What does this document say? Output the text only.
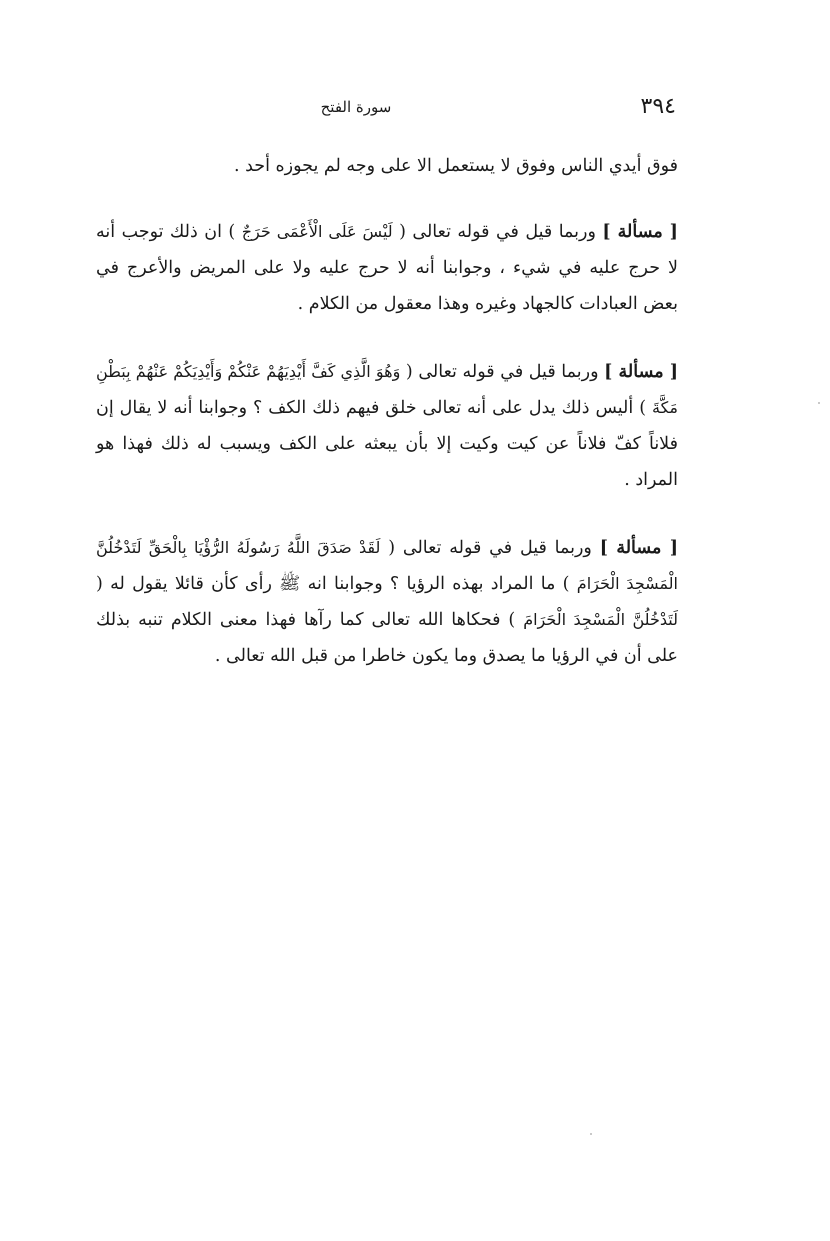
٣٩٤
سورة الفتح

فوق أيدي الناس وفوق لا يستعمل الا على وجه لم يجوزه أحد .

[ مسألة ] وربما قيل في قوله تعالى ( لَيْسَ عَلَى الْأَعْمَى حَرَجٌ ) ان ذلك توجب أنه لا حرج عليه في شيء ، وجوابنا أنه لا حرج عليه ولا على المريض والأعرج في بعض العبادات كالجهاد وغيره وهذا معقول من الكلام .

[ مسألة ] وربما قيل في قوله تعالى ( وَهُوَ الَّذِي كَفَّ أَيْدِيَهُمْ عَنْكُمْ وَأَيْدِيَكُمْ عَنْهُمْ بِبَطْنِ مَكَّةَ ) أليس ذلك يدل على أنه تعالى خلق فيهم ذلك الكف ؟ وجوابنا أنه لا يقال إن فلاناً كفّ فلاناً عن كيت وكيت إلا بأن يبعثه على الكف ويسبب له ذلك فهذا هو المراد .

[ مسألة ] وربما قيل في قوله تعالى ( لَقَدْ صَدَقَ اللَّهُ رَسُولَهُ الرُّؤْيَا بِالْحَقِّ لَتَدْخُلُنَّ الْمَسْجِدَ الْحَرَامَ ) ما المراد بهذه الرؤيا ؟ وجوابنا انه ﷺ رأى كأن قائلا يقول له ( لَتَدْخُلُنَّ الْمَسْجِدَ الْحَرَامَ ) فحكاها الله تعالى كما رآها فهذا معنى الكلام تنبه بذلك على أن في الرؤيا ما يصدق وما يكون خاطرا من قبل الله تعالى .
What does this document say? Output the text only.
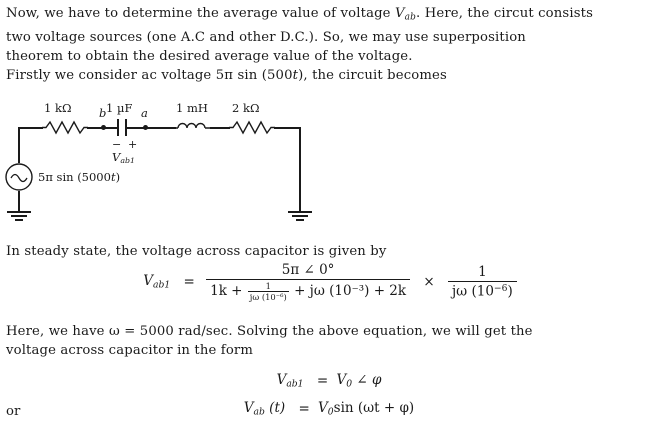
Now, we have to determine the average value of voltage $V_{ab}$. Here, the circut consists
two voltage sources (one A.C and other D.C.). So, we may use superposition
theorem to obtain the desired average value of the voltage.
Firstly we consider ac voltage 5π sin (500t), the circuit becomes
1 kΩ b 1 µF
− +
$V_{ab1}$
a 1 mH 2 kΩ
5π sin (5000t)
In steady state, the voltage across capacitor is given by
$V_{ab1} = \frac{5\pi \angle 0^\circ}{1k + \frac{1}{\text{jω (10⁻⁶)}} + j\omega (10^{-3}) + 2k} \times \frac{1}{j\omega (10^{-6})}$
Here, we have ω = 5000 rad/sec. Solving the above equation, we will get the
voltage across capacitor in the form
$V_{ab1} = V_0$ ∠ φ
or	$V_{ab}$ $(t) = V_0\sin$ (ωt + φ)
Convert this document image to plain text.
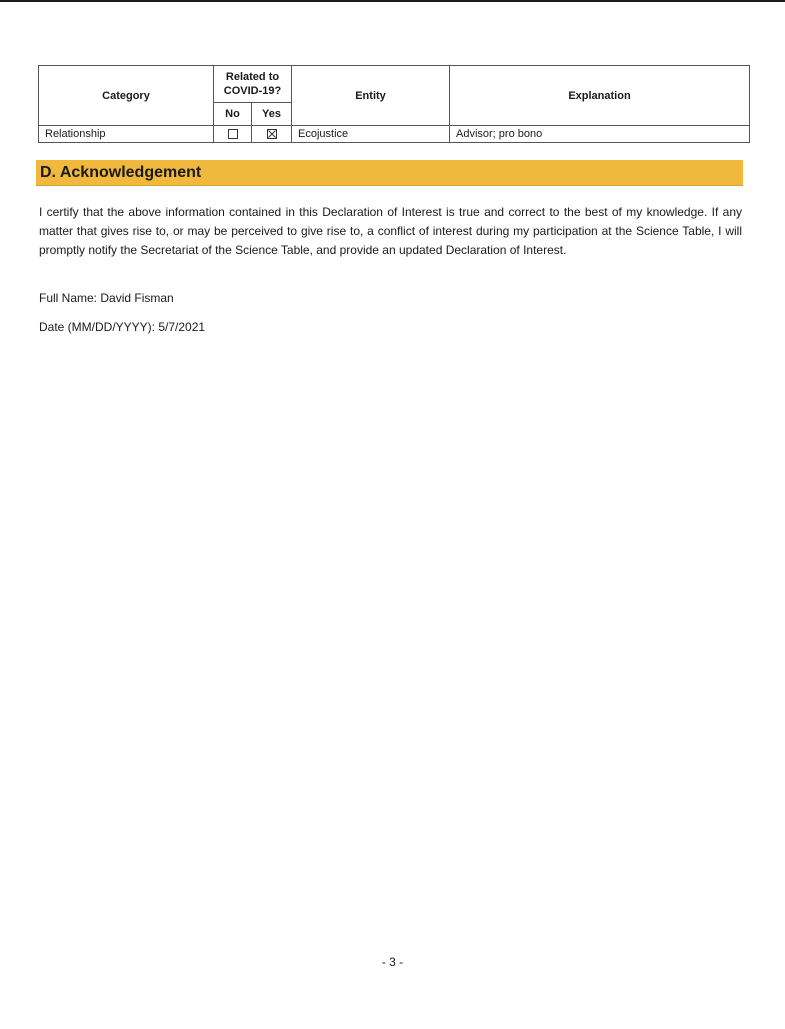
Category	Related to COVID-19?		Entity	Explanation
	No	Yes		
Relationship			Ecojustice	Advisor; pro bono
D. Acknowledgement

I certify that the above information contained in this Declaration of Interest is true and correct to the best of my knowledge. If any matter that gives rise to, or may be perceived to give rise to, a conflict of interest during my participation at the Science Table, I will promptly notify the Secretariat of the Science Table, and provide an updated Declaration of Interest.

Full Name: David Fisman

Date (MM/DD/YYYY): 5/7/2021

- 3 -
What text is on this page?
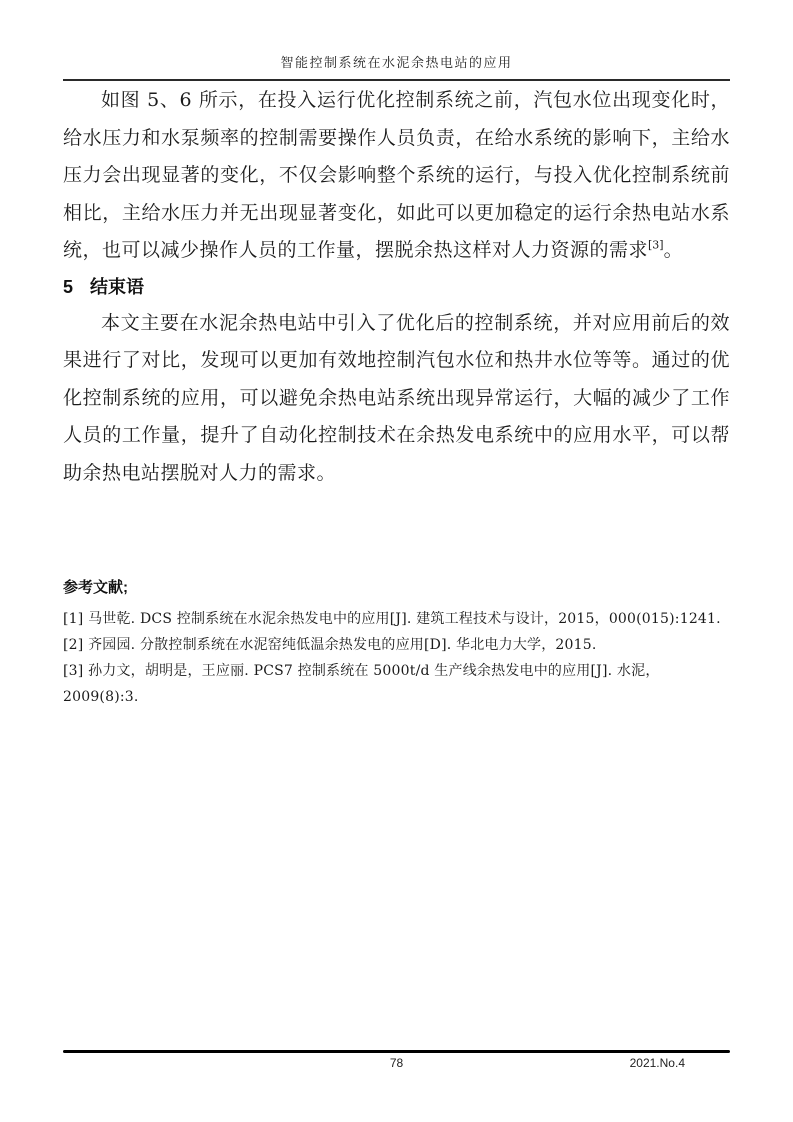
智能控制系统在水泥余热电站的应用

如图 5、6 所示，在投入运行优化控制系统之前，汽包水位出现变化时，给水压力和水泵频率的控制需要操作人员负责，在给水系统的影响下，主给水压力会出现显著的变化，不仅会影响整个系统的运行，与投入优化控制系统前相比，主给水压力并无出现显著变化，如此可以更加稳定的运行余热电站水系统，也可以减少操作人员的工作量，摆脱余热这样对人力资源的需求[3]。

5 结束语

本文主要在水泥余热电站中引入了优化后的控制系统，并对应用前后的效果进行了对比，发现可以更加有效地控制汽包水位和热井水位等等。通过的优化控制系统的应用，可以避免余热电站系统出现异常运行，大幅的减少了工作人员的工作量，提升了自动化控制技术在余热发电系统中的应用水平，可以帮助余热电站摆脱对人力的需求。

参考文献;
[1] 马世乾. DCS 控制系统在水泥余热发电中的应用[J]. 建筑工程技术与设计，2015，000(015):1241.
[2] 齐园园. 分散控制系统在水泥窑纯低温余热发电的应用[D]. 华北电力大学，2015.
[3] 孙力文，胡明是，王应丽. PCS7 控制系统在 5000t/d 生产线余热发电中的应用[J]. 水泥，2009(8):3.
78	2021.No.4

....................

Output all of the entries verbatim, leaving out any images.

WRITTEN REPLY –
What does this document say? Output the text only.
٣٩٤
سورة الفتح

فوق أيدي الناس وفوق لا يستعمل الا على وجه لم يجوزه أحد .

[ مسألة ] وربما قيل في قوله تعالى ( لَيْسَ عَلَى الْأَعْمَى حَرَجٌ ) ان ذلك توجب أنه لا حرج عليه في شيء ، وجوابنا أنه لا حرج عليه ولا على المريض والأعرج في بعض العبادات كالجهاد وغيره وهذا معقول من الكلام .

[ مسألة ] وربما قيل في قوله تعالى ( وَهُوَ الَّذِي كَفَّ أَيْدِيَهُمْ عَنْكُمْ وَأَيْدِيَكُمْ عَنْهُمْ بِبَطْنِ مَكَّةَ ) أليس ذلك يدل على أنه تعالى خلق فيهم ذلك الكف ؟ وجوابنا أنه لا يقال إن فلاناً كفّ فلاناً عن كيت وكيت إلا بأن يبعثه على الكف ويسبب له ذلك فهذا هو المراد .

[ مسألة ] وربما قيل في قوله تعالى ( لَقَدْ صَدَقَ اللَّهُ رَسُولَهُ الرُّؤْيَا بِالْحَقِّ لَتَدْخُلُنَّ الْمَسْجِدَ الْحَرَامَ ) ما المراد بهذه الرؤيا ؟ وجوابنا انه ﷺ رأى كأن قائلا يقول له ( لَتَدْخُلُنَّ الْمَسْجِدَ الْحَرَامَ ) فحكاها الله تعالى كما رآها فهذا معنى الكلام تنبه بذلك على أن في الرؤيا ما يصدق وما يكون خاطرا من قبل الله تعالى .
What does this document say? Output the text only.
Now, we have to determine the average value of voltage $V_{ab}$. Here, the circut consists
two voltage sources (one A.C and other D.C.). So, we may use superposition
theorem to obtain the desired average value of the voltage.
Firstly we consider ac voltage 5π sin (500t), the circuit becomes
1 kΩ b 1 µF
− +
$V_{ab1}$
a 1 mH 2 kΩ
5π sin (5000t)
In steady state, the voltage across capacitor is given by
$V_{ab1} = \frac{5\pi \angle 0^\circ}{1k + \frac{1}{\text{jω (10⁻⁶)}} + j\omega (10^{-3}) + 2k} \times \frac{1}{j\omega (10^{-6})}$
Here, we have ω = 5000 rad/sec. Solving the above equation, we will get the
voltage across capacitor in the form
$V_{ab1} = V_0$ ∠ φ
or	$V_{ab}$ $(t) = V_0\sin$ (ωt + φ)
Convert this document image to plain text.
Category	Related to COVID-19?		Entity	Explanation
	No	Yes		
Relationship			Ecojustice	Advisor; pro bono
D. Acknowledgement

I certify that the above information contained in this Declaration of Interest is true and correct to the best of my knowledge. If any matter that gives rise to, or may be perceived to give rise to, a conflict of interest during my participation at the Science Table, I will promptly notify the Secretariat of the Science Table, and provide an updated Declaration of Interest.

Full Name: David Fisman

Date (MM/DD/YYYY): 5/7/2021

- 3 -
What text is on this page?
智能控制系统在水泥余热电站的应用

如图 5、6 所示，在投入运行优化控制系统之前，汽包水位出现变化时，给水压力和水泵频率的控制需要操作人员负责，在给水系统的影响下，主给水压力会出现显著的变化，不仅会影响整个系统的运行，与投入优化控制系统前相比，主给水压力并无出现显著变化，如此可以更加稳定的运行余热电站水系统，也可以减少操作人员的工作量，摆脱余热这样对人力资源的需求[3]。

5 结束语

本文主要在水泥余热电站中引入了优化后的控制系统，并对应用前后的效果进行了对比，发现可以更加有效地控制汽包水位和热井水位等等。通过的优化控制系统的应用，可以避免余热电站系统出现异常运行，大幅的减少了工作人员的工作量，提升了自动化控制技术在余热发电系统中的应用水平，可以帮助余热电站摆脱对人力的需求。

参考文献;
[1] 马世乾. DCS 控制系统在水泥余热发电中的应用[J]. 建筑工程技术与设计，2015，000(015):1241.
[2] 齐园园. 分散控制系统在水泥窑纯低温余热发电的应用[D]. 华北电力大学，2015.
[3] 孙力文，胡明是，王应丽. PCS7 控制系统在 5000t/d 生产线余热发电中的应用[J]. 水泥，2009(8):3.
78	2021.No.4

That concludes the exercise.